((

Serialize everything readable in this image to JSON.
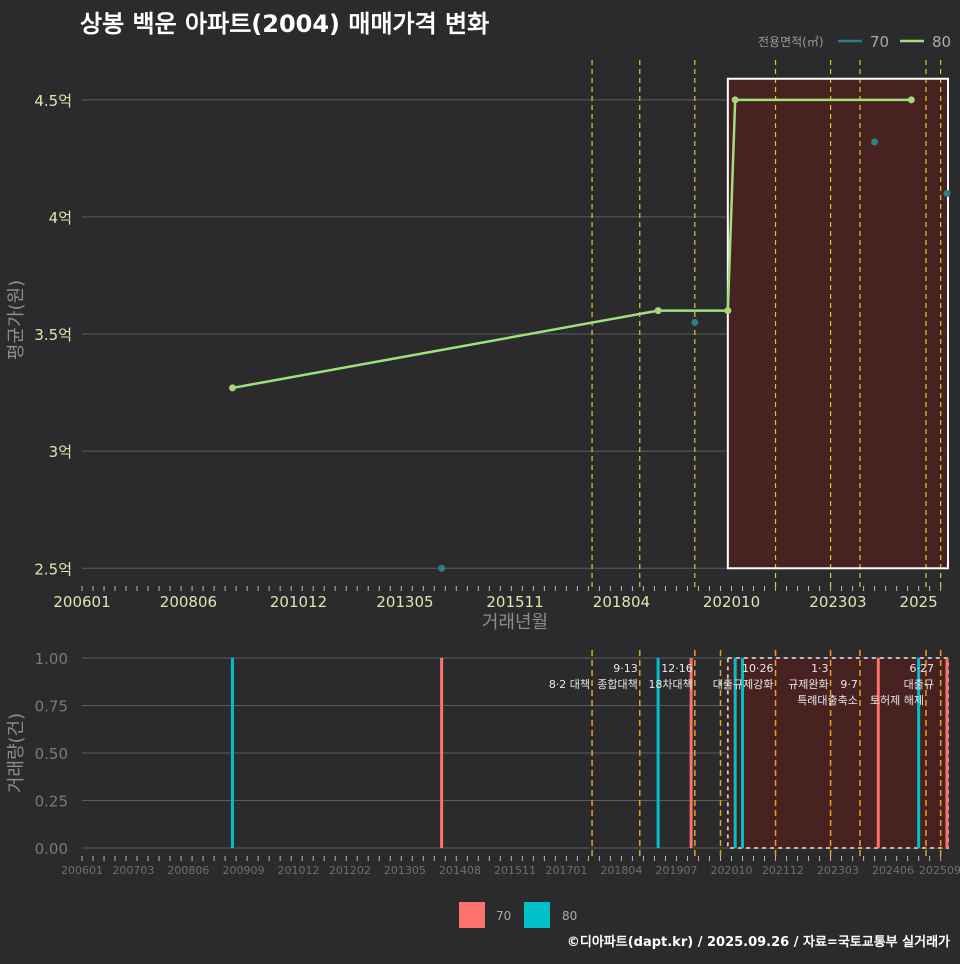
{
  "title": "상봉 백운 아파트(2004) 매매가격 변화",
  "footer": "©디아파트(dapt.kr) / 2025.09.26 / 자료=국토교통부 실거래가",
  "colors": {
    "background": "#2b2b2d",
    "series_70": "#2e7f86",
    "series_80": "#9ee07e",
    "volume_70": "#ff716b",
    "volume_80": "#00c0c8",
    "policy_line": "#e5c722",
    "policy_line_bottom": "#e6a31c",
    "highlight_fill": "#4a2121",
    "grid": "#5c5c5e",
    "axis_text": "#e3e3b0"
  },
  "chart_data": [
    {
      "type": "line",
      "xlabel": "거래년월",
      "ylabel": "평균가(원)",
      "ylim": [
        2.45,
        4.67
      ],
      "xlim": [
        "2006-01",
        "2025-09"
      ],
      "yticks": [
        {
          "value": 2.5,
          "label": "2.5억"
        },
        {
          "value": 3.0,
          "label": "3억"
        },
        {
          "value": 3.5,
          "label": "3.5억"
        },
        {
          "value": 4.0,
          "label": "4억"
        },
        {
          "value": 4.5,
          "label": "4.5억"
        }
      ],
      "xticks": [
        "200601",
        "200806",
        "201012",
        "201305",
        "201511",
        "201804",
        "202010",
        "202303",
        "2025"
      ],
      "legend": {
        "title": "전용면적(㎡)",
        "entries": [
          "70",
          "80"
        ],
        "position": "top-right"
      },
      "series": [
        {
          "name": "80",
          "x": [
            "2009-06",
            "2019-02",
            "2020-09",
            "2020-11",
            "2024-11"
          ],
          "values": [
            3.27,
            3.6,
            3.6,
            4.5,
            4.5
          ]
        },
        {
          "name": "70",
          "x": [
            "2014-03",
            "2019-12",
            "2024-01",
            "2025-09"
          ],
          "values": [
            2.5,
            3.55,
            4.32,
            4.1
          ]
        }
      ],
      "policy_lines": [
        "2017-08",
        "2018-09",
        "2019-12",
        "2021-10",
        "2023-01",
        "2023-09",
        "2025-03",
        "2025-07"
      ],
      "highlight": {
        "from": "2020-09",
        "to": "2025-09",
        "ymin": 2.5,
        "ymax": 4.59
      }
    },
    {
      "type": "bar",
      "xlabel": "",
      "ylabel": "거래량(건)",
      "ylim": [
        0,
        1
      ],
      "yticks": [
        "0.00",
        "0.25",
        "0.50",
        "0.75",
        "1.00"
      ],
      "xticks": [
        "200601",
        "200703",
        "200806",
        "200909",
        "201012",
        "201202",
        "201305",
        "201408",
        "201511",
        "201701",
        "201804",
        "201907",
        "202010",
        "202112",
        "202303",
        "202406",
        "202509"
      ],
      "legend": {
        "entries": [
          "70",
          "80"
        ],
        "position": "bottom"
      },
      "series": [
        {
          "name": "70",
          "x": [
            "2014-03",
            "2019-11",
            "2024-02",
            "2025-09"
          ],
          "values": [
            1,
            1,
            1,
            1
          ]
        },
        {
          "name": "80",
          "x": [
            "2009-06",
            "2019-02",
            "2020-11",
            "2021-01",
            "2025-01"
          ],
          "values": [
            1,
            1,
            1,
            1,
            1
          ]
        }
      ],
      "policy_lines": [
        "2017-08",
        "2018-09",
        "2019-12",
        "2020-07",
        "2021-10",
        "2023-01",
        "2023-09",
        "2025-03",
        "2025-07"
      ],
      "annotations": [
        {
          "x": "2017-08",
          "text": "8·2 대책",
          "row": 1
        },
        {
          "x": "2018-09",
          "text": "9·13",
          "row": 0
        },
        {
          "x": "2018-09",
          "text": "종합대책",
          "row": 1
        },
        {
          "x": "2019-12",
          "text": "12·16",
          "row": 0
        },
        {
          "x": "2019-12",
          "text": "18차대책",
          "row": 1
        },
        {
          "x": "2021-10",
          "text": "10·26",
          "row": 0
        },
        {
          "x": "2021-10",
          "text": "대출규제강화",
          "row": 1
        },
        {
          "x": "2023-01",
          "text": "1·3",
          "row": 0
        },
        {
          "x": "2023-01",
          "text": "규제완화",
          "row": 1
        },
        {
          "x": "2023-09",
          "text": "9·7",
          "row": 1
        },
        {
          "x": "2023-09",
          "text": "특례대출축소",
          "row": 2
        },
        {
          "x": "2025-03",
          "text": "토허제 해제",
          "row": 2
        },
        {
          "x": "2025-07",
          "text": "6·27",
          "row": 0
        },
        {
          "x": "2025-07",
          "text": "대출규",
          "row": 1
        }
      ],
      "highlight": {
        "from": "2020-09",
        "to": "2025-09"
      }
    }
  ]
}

))

**EXERCISE AIM:** Drop the pictures and reproduce the rest of the entries above exactly.

**ANSWER TO THE EXERCISE:**
Serialize everything readable in this image to JSON.
{
  "title": "상봉 백운 아파트(2004) 매매가격 변화",
  "footer": "©디아파트(dapt.kr) / 2025.09.26 / 자료=국토교통부 실거래가",
  "colors": {
    "background": "#2b2b2d",
    "series_70": "#2e7f86",
    "series_80": "#9ee07e",
    "volume_70": "#ff716b",
    "volume_80": "#00c0c8",
    "policy_line": "#e5c722",
    "policy_line_bottom": "#e6a31c",
    "highlight_fill": "#4a2121",
    "grid": "#5c5c5e",
    "axis_text": "#e3e3b0"
  },
  "chart_data": [
    {
      "type": "line",
      "xlabel": "거래년월",
      "ylabel": "평균가(원)",
      "ylim": [
        2.45,
        4.67
      ],
      "xlim": [
        "2006-01",
        "2025-09"
      ],
      "yticks": [
        {
          "value": 2.5,
          "label": "2.5억"
        },
        {
          "value": 3.0,
          "label": "3억"
        },
        {
          "value": 3.5,
          "label": "3.5억"
        },
        {
          "value": 4.0,
          "label": "4억"
        },
        {
          "value": 4.5,
          "label": "4.5억"
        }
      ],
      "xticks": [
        "200601",
        "200806",
        "201012",
        "201305",
        "201511",
        "201804",
        "202010",
        "202303",
        "2025"
      ],
      "legend": {
        "title": "전용면적(㎡)",
        "entries": [
          "70",
          "80"
        ],
        "position": "top-right"
      },
      "series": [
        {
          "name": "80",
          "x": [
            "2009-06",
            "2019-02",
            "2020-09",
            "2020-11",
            "2024-11"
          ],
          "values": [
            3.27,
            3.6,
            3.6,
            4.5,
            4.5
          ]
        },
        {
          "name": "70",
          "x": [
            "2014-03",
            "2019-12",
            "2024-01",
            "2025-09"
          ],
          "values": [
            2.5,
            3.55,
            4.32,
            4.1
          ]
        }
      ],
      "policy_lines": [
        "2017-08",
        "2018-09",
        "2019-12",
        "2021-10",
        "2023-01",
        "2023-09",
        "2025-03",
        "2025-07"
      ],
      "highlight": {
        "from": "2020-09",
        "to": "2025-09",
        "ymin": 2.5,
        "ymax": 4.59
      }
    },
    {
      "type": "bar",
      "xlabel": "",
      "ylabel": "거래량(건)",
      "ylim": [
        0,
        1
      ],
      "yticks": [
        "0.00",
        "0.25",
        "0.50",
        "0.75",
        "1.00"
      ],
      "xticks": [
        "200601",
        "200703",
        "200806",
        "200909",
        "201012",
        "201202",
        "201305",
        "201408",
        "201511",
        "201701",
        "201804",
        "201907",
        "202010",
        "202112",
        "202303",
        "202406",
        "202509"
      ],
      "legend": {
        "entries": [
          "70",
          "80"
        ],
        "position": "bottom"
      },
      "series": [
        {
          "name": "70",
          "x": [
            "2014-03",
            "2019-11",
            "2024-02",
            "2025-09"
          ],
          "values": [
            1,
            1,
            1,
            1
          ]
        },
        {
          "name": "80",
          "x": [
            "2009-06",
            "2019-02",
            "2020-11",
            "2021-01",
            "2025-01"
          ],
          "values": [
            1,
            1,
            1,
            1,
            1
          ]
        }
      ],
      "policy_lines": [
        "2017-08",
        "2018-09",
        "2019-12",
        "2020-07",
        "2021-10",
        "2023-01",
        "2023-09",
        "2025-03",
        "2025-07"
      ],
      "annotations": [
        {
          "x": "2017-08",
          "text": "8·2 대책",
          "row": 1
        },
        {
          "x": "2018-09",
          "text": "9·13",
          "row": 0
        },
        {
          "x": "2018-09",
          "text": "종합대책",
          "row": 1
        },
        {
          "x": "2019-12",
          "text": "12·16",
          "row": 0
        },
        {
          "x": "2019-12",
          "text": "18차대책",
          "row": 1
        },
        {
          "x": "2021-10",
          "text": "10·26",
          "row": 0
        },
        {
          "x": "2021-10",
          "text": "대출규제강화",
          "row": 1
        },
        {
          "x": "2023-01",
          "text": "1·3",
          "row": 0
        },
        {
          "x": "2023-01",
          "text": "규제완화",
          "row": 1
        },
        {
          "x": "2023-09",
          "text": "9·7",
          "row": 1
        },
        {
          "x": "2023-09",
          "text": "특례대출축소",
          "row": 2
        },
        {
          "x": "2025-03",
          "text": "토허제 해제",
          "row": 2
        },
        {
          "x": "2025-07",
          "text": "6·27",
          "row": 0
        },
        {
          "x": "2025-07",
          "text": "대출규",
          "row": 1
        }
      ],
      "highlight": {
        "from": "2020-09",
        "to": "2025-09"
      }
    }
  ]
}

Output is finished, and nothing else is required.